---------- MATERIAL FOR THIS TASK

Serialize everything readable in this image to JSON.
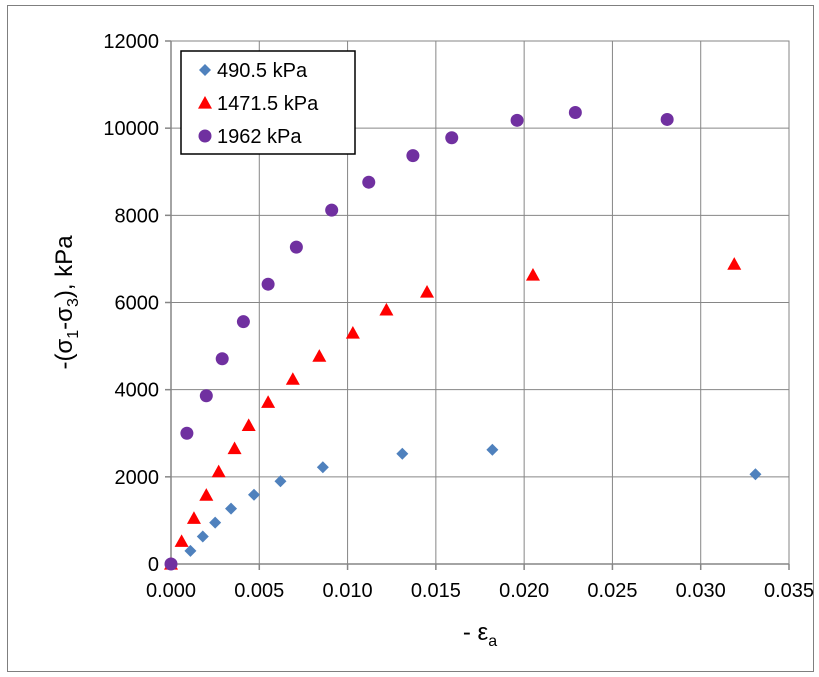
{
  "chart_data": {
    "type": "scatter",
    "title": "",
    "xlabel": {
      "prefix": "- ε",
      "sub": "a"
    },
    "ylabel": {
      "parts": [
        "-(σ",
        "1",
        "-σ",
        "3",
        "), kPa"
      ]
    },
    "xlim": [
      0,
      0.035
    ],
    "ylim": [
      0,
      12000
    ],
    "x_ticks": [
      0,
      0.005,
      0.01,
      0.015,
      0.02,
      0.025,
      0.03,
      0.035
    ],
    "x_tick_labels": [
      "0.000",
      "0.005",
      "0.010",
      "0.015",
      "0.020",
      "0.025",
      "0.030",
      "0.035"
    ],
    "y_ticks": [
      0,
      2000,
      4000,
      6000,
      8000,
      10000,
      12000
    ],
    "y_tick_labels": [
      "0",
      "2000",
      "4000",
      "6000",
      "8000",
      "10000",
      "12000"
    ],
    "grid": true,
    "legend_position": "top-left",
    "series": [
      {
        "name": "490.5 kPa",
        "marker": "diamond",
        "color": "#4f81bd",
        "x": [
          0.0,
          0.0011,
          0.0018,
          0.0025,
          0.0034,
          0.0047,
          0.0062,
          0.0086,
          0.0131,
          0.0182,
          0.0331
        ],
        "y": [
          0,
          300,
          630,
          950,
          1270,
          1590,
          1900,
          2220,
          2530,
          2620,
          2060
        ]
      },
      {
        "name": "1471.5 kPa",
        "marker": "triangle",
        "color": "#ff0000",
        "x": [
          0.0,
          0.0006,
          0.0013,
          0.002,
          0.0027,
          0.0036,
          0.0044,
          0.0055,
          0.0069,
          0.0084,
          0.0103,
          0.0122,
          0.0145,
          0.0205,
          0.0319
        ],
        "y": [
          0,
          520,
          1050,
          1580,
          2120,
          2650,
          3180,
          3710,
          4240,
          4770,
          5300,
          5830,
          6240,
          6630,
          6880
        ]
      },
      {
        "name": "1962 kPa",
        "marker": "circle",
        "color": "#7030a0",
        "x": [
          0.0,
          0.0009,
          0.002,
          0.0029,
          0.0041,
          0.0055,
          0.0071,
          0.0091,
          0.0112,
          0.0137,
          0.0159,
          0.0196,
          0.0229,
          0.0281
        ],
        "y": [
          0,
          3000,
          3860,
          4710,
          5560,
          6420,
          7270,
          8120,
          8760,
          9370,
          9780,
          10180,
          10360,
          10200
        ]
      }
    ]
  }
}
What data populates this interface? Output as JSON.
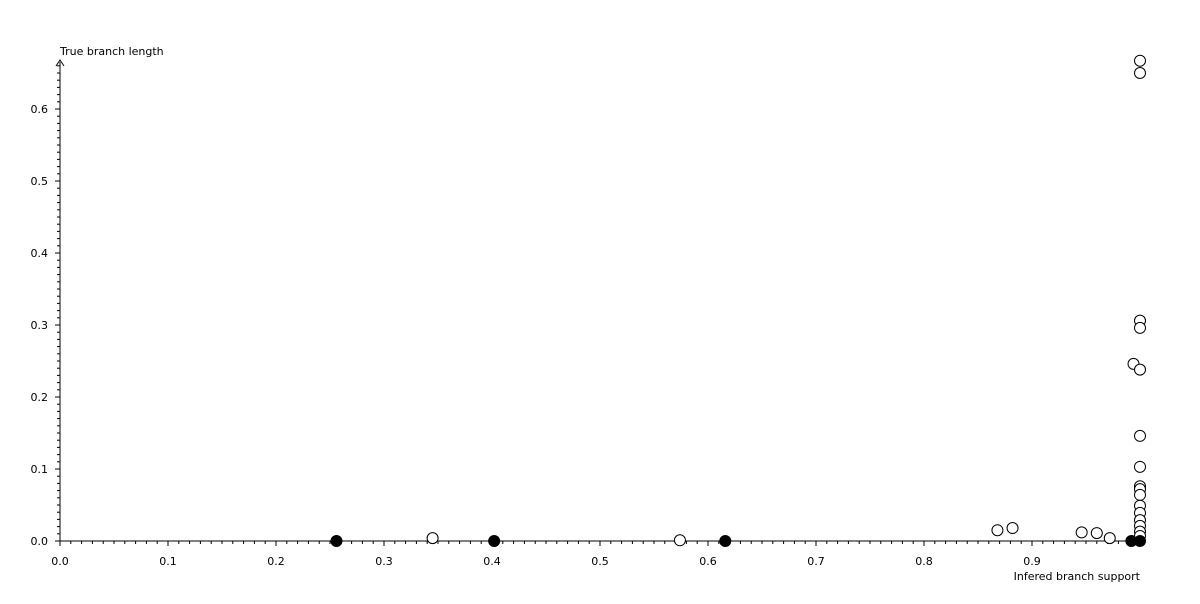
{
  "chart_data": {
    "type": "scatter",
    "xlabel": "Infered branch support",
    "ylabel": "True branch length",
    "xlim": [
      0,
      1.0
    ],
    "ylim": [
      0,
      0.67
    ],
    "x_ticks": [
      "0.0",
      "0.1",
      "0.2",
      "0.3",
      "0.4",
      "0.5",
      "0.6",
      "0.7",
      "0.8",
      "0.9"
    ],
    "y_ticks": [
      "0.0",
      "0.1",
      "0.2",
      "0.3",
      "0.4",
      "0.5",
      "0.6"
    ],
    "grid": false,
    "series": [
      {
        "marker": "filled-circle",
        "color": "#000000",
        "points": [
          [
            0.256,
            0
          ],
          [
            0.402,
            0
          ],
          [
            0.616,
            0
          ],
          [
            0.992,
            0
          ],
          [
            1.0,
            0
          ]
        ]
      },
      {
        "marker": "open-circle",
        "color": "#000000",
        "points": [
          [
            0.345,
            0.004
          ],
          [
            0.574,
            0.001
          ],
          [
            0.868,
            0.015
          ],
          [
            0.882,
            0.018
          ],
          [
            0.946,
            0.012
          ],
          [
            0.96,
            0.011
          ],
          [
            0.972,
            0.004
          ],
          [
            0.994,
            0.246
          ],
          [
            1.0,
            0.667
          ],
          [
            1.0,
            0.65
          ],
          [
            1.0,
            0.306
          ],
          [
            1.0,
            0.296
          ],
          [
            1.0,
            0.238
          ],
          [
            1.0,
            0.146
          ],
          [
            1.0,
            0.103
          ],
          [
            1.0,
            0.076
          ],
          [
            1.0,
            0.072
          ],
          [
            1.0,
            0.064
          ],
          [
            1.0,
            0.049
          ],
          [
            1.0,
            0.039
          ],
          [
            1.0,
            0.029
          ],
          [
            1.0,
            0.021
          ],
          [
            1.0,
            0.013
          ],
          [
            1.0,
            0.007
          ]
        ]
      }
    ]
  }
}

--------------------

TASK DETAILS:
Using the entries above, find all lines with "name". Copy them.

RESULT BELOW:
        "name": "490.5 kPa",
        "name": "1471.5 kPa",
        "name": "1962 kPa",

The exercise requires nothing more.